#### Given request:
Check every line below for the string "total", and copy the lines that contain it.

#### Input:

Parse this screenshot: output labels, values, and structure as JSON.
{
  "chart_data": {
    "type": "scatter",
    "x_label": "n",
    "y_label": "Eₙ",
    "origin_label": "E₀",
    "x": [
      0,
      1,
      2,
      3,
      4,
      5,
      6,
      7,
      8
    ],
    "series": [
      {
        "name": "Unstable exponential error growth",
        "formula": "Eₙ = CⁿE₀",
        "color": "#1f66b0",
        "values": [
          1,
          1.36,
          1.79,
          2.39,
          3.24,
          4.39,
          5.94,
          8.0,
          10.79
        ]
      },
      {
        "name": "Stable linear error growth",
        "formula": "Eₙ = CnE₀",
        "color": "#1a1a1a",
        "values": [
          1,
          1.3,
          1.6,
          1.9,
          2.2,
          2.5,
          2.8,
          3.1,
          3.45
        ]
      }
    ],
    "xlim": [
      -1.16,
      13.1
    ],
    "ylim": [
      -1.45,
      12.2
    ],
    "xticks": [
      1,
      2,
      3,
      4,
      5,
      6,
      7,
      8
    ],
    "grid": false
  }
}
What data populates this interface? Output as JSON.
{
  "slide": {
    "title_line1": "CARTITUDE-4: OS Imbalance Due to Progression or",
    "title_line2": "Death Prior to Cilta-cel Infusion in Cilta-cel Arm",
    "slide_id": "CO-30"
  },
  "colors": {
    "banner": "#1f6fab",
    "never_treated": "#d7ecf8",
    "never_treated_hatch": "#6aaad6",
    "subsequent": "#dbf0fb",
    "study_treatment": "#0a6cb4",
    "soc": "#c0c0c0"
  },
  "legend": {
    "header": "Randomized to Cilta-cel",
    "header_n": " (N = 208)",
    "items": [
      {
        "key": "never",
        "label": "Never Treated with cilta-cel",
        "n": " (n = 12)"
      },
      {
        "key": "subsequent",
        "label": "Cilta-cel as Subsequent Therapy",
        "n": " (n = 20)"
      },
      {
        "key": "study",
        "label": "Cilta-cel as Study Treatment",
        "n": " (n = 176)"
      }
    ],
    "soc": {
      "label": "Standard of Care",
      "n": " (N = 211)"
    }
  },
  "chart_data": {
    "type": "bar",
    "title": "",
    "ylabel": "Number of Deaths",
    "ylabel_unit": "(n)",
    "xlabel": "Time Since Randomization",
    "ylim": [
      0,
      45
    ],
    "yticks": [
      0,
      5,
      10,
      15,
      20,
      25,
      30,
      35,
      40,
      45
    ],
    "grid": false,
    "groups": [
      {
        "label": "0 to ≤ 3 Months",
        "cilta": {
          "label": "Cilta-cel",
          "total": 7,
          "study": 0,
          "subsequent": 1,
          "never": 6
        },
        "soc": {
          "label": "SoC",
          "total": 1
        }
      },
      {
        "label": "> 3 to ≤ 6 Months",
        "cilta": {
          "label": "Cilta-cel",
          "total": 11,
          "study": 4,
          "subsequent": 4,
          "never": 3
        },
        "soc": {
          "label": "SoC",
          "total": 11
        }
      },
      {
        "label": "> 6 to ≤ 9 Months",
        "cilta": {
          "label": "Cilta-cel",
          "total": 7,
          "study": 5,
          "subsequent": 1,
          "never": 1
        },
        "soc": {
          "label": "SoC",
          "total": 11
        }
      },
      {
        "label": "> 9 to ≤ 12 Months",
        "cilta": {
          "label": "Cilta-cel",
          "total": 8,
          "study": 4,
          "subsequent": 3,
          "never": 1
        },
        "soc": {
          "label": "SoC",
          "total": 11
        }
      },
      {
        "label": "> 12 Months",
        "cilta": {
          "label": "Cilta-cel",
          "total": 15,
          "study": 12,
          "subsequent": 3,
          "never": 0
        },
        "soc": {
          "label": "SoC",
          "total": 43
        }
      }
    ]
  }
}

#### Solution for this task:
          "total": 7,
          "total": 1
          "total": 11,
          "total": 11
          "total": 7,
          "total": 11
          "total": 8,
          "total": 11
          "total": 15,
          "total": 43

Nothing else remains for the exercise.